## WHAT NEEDS TO BE DONE
Go through the entries below and collect each line with the string "支出总计" in it.

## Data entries

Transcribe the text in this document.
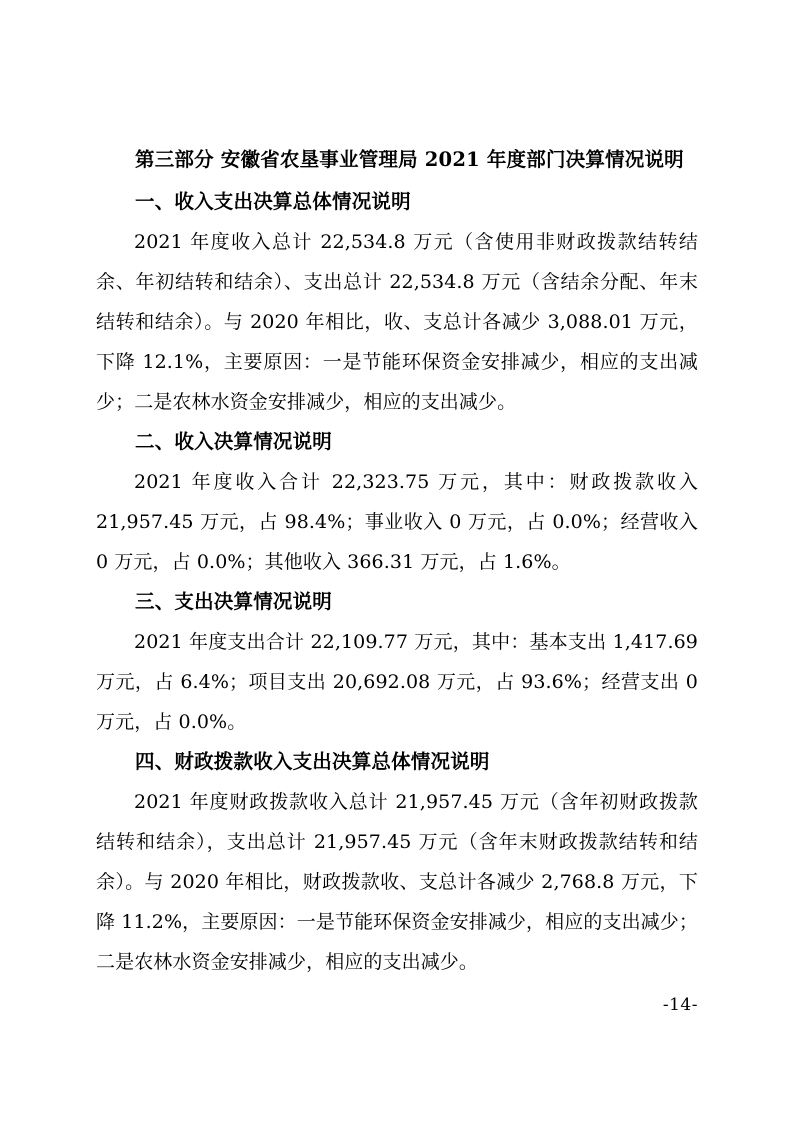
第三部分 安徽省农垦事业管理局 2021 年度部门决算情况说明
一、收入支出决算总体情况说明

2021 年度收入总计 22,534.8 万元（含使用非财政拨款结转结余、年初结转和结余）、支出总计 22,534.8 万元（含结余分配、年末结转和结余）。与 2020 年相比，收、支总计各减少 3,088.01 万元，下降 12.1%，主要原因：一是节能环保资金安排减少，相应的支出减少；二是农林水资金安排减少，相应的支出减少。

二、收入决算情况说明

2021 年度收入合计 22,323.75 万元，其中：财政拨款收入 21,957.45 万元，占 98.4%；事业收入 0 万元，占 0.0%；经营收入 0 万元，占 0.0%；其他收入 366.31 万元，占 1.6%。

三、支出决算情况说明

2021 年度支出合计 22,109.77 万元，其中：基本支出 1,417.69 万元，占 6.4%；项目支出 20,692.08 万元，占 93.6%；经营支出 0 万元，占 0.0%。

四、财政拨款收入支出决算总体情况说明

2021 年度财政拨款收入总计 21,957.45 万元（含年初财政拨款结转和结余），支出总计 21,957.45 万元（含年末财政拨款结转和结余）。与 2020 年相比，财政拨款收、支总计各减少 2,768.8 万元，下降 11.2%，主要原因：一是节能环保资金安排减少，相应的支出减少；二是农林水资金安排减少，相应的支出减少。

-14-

## RESPONSE TO THIS TASK
2021 年度收入总计 22,534.8 万元（含使用非财政拨款结转结余、年初结转和结余）、支出总计 22,534.8 万元（含结余分配、年末结转和结余）。与 2020 年相比，收、支总计各减少 3,088.01 万元，下降 12.1%，主要原因：一是节能环保资金安排减少，相应的支出减少；二是农林水资金安排减少，相应的支出减少。
2021 年度财政拨款收入总计 21,957.45 万元（含年初财政拨款结转和结余），支出总计 21,957.45 万元（含年末财政拨款结转和结余）。与 2020 年相比，财政拨款收、支总计各减少 2,768.8 万元，下降 11.2%，主要原因：一是节能环保资金安排减少，相应的支出减少；二是农林水资金安排减少，相应的支出减少。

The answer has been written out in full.